• Material
++++++
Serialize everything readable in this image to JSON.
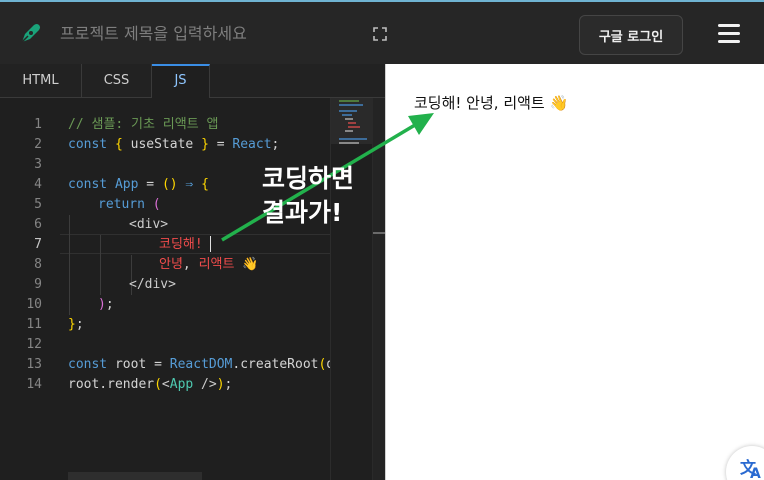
{
  "header": {
    "title_placeholder": "프로젝트 제목을 입력하세요",
    "login_label": "구글 로그인"
  },
  "tabs": [
    {
      "label": "HTML"
    },
    {
      "label": "CSS"
    },
    {
      "label": "JS",
      "active": true
    }
  ],
  "editor": {
    "line_numbers": [
      "1",
      "2",
      "3",
      "4",
      "5",
      "6",
      "7",
      "8",
      "9",
      "10",
      "11",
      "12",
      "13",
      "14"
    ],
    "active_line": "7",
    "code": {
      "l1_comment": "// 샘플: 기초 리액트 앱",
      "l2_const": "const",
      "l2_brace_open": "{",
      "l2_name": " useState ",
      "l2_brace_close": "}",
      "l2_eq": " = ",
      "l2_react": "React",
      "l2_semi": ";",
      "l4_const": "const",
      "l4_app": "App",
      "l4_eq": " = ",
      "l4_parens": "()",
      "l4_arrow": " ⇒ ",
      "l4_brace": "{",
      "l5_return": "return",
      "l5_paren": "(",
      "l6_tag": "<div>",
      "l7_text": "코딩해!",
      "l8_text1": "안녕",
      "l8_comma": ", ",
      "l8_text2": "리액트",
      "l8_emoji": "👋",
      "l9_tag": "</div>",
      "l10_paren": ")",
      "l10_semi": ";",
      "l11_brace": "}",
      "l11_semi": ";",
      "l13_const": "const",
      "l13_rest": " root = ",
      "l13_reactdom": "ReactDOM",
      "l13_create": ".createRoot",
      "l13_paren": "(",
      "l13_tail": "do",
      "l14_root": "root.render",
      "l14_paren_open": "(",
      "l14_tag_open": "<",
      "l14_app": "App",
      "l14_tag_close": " />",
      "l14_paren_close": ")",
      "l14_semi": ";"
    }
  },
  "annotation": {
    "line1": "코딩하면",
    "line2": "결과가!"
  },
  "preview": {
    "text": "코딩해! 안녕, 리액트 👋"
  },
  "icons": {
    "logo": "pen-nib-icon",
    "expand": "fullscreen-icon",
    "menu": "hamburger-menu-icon",
    "translate": "translate-icon"
  },
  "colors": {
    "topbar": "#262626",
    "accent_tab": "#3a8ee6",
    "logo_green": "#1aa37a",
    "arrow_green": "#22b14c",
    "string_red": "#f14c4c"
  }
}
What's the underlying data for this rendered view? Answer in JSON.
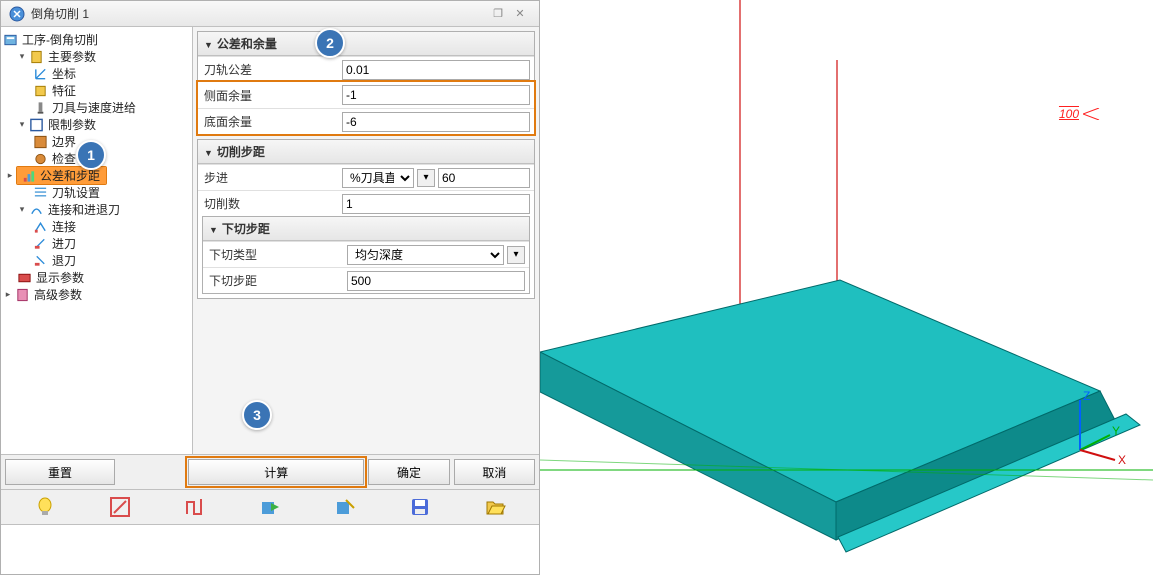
{
  "window": {
    "title": "倒角切削 1"
  },
  "tree": {
    "root": "工序-倒角切削",
    "main_params": "主要参数",
    "coord": "坐标",
    "feature": "特征",
    "tool_speed": "刀具与速度进给",
    "limit_params": "限制参数",
    "boundary": "边界",
    "check": "检查",
    "tol_step": "公差和步距",
    "toolpath_set": "刀轨设置",
    "connect_group": "连接和进退刀",
    "connect": "连接",
    "leadin": "进刀",
    "leadout": "退刀",
    "display_params": "显示参数",
    "adv_params": "高级参数"
  },
  "sections": {
    "tol_margin": "公差和余量",
    "cut_step": "切削步距",
    "down_step": "下切步距"
  },
  "fields": {
    "toolpath_tol_label": "刀轨公差",
    "toolpath_tol_value": "0.01",
    "side_margin_label": "侧面余量",
    "side_margin_value": "-1",
    "bottom_margin_label": "底面余量",
    "bottom_margin_value": "-6",
    "step_label": "步进",
    "step_type": "%刀具直径",
    "step_value": "60",
    "cut_count_label": "切削数",
    "cut_count_value": "1",
    "down_type_label": "下切类型",
    "down_type_value": "均匀深度",
    "down_step_label": "下切步距",
    "down_step_value": "500"
  },
  "buttons": {
    "reset": "重置",
    "calc": "计算",
    "ok": "确定",
    "cancel": "取消"
  },
  "callouts": {
    "c1": "1",
    "c2": "2",
    "c3": "3"
  },
  "viewport": {
    "dim": "100"
  }
}
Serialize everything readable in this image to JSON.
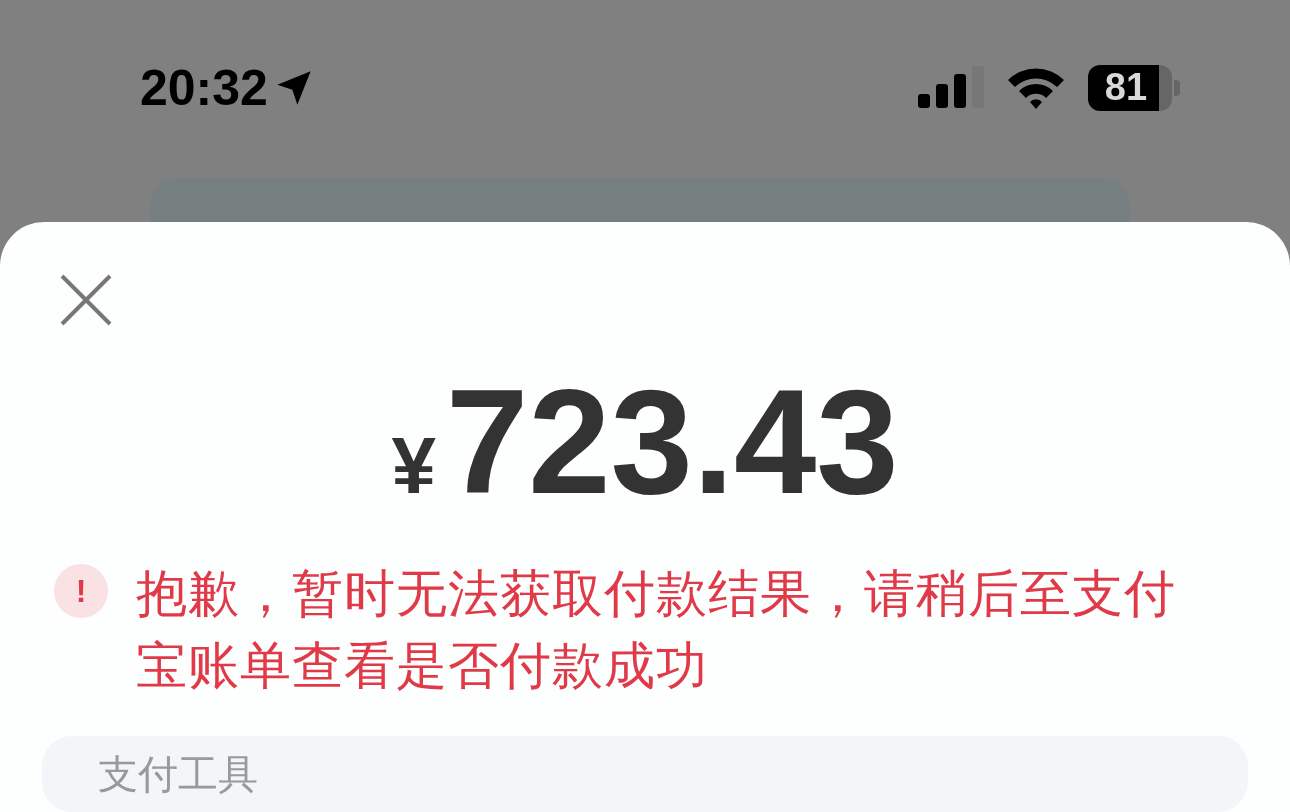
{
  "status_bar": {
    "time": "20:32",
    "battery": "81"
  },
  "sheet": {
    "amount_currency": "¥",
    "amount": "723.43",
    "error_message": "抱歉，暂时无法获取付款结果，请稍后至支付宝账单查看是否付款成功",
    "error_icon": "!",
    "card_label": "支付工具"
  }
}
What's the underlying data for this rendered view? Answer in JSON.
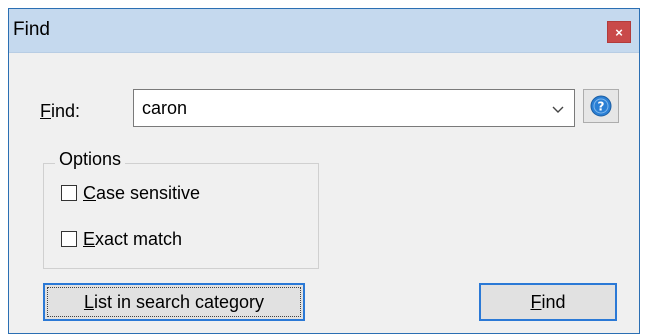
{
  "window": {
    "title": "Find",
    "close_label": "×"
  },
  "find": {
    "label_accel": "F",
    "label_rest": "ind:",
    "value": "caron"
  },
  "options": {
    "group_label": "Options",
    "case_sensitive": {
      "accel": "C",
      "rest": "ase sensitive",
      "checked": false
    },
    "exact_match": {
      "accel": "E",
      "rest": "xact match",
      "checked": false
    }
  },
  "buttons": {
    "list_accel": "L",
    "list_rest": "ist in search category",
    "find_accel": "F",
    "find_rest": "ind"
  },
  "icons": {
    "combo_arrow": "chevron-down-icon",
    "help": "help-icon"
  },
  "colors": {
    "titlebar": "#c5d9ee",
    "close": "#c94a4a",
    "focus_border": "#2b79d6",
    "help_icon": "#2a7fd4"
  }
}
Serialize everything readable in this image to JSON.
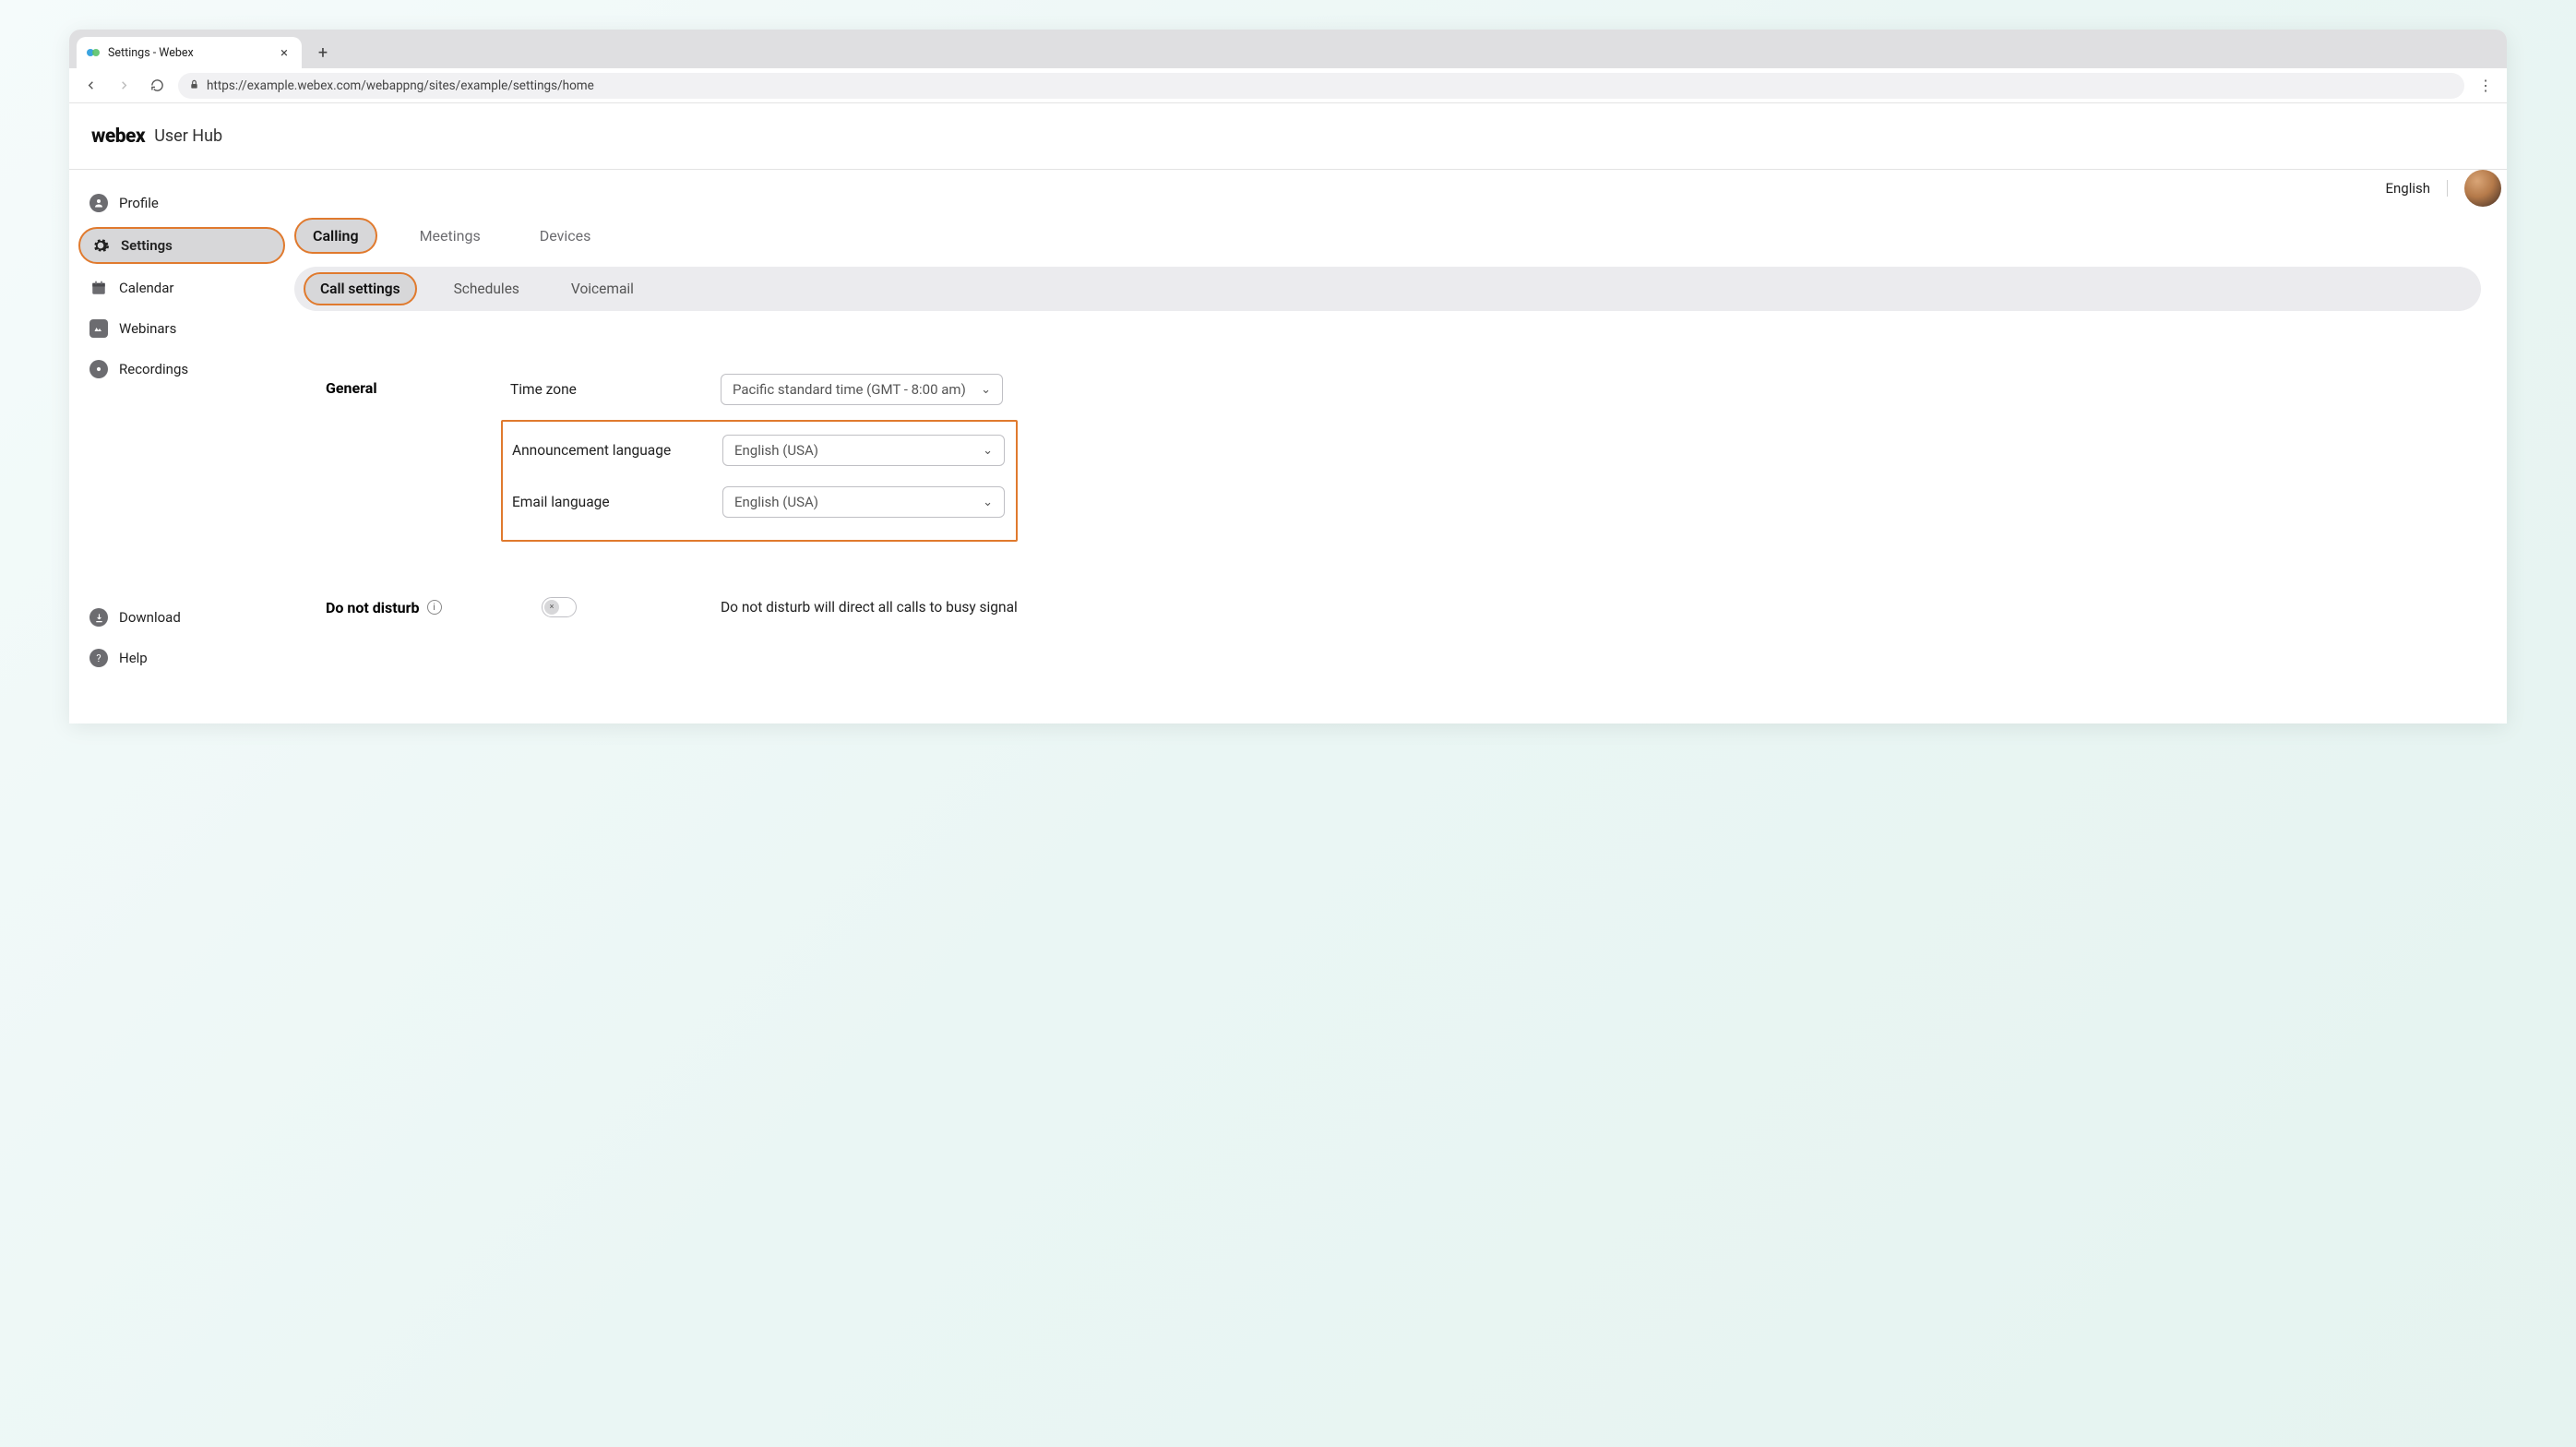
{
  "browser": {
    "tab_title": "Settings - Webex",
    "url": "https://example.webex.com/webappng/sites/example/settings/home"
  },
  "header": {
    "brand": "webex",
    "product": "User Hub",
    "language": "English"
  },
  "sidebar": {
    "items": [
      {
        "label": "Profile",
        "icon": "user"
      },
      {
        "label": "Settings",
        "icon": "gear",
        "active": true
      },
      {
        "label": "Calendar",
        "icon": "calendar"
      },
      {
        "label": "Webinars",
        "icon": "webinar"
      },
      {
        "label": "Recordings",
        "icon": "record"
      }
    ],
    "footer": [
      {
        "label": "Download",
        "icon": "download"
      },
      {
        "label": "Help",
        "icon": "help"
      }
    ]
  },
  "tabs": {
    "main": [
      "Calling",
      "Meetings",
      "Devices"
    ],
    "sub": [
      "Call settings",
      "Schedules",
      "Voicemail"
    ]
  },
  "general": {
    "heading": "General",
    "timezone": {
      "label": "Time zone",
      "value": "Pacific standard time (GMT - 8:00 am)"
    },
    "announcement": {
      "label": "Announcement language",
      "value": "English (USA)"
    },
    "email": {
      "label": "Email language",
      "value": "English (USA)"
    }
  },
  "dnd": {
    "heading": "Do not disturb",
    "description": "Do not disturb will direct all calls to busy signal",
    "enabled": false
  }
}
++++++
• What is expected
Copy all lines above containing the string "language".

• Output below
    "language": "English"
      "label": "Announcement language",
      "label": "Email language",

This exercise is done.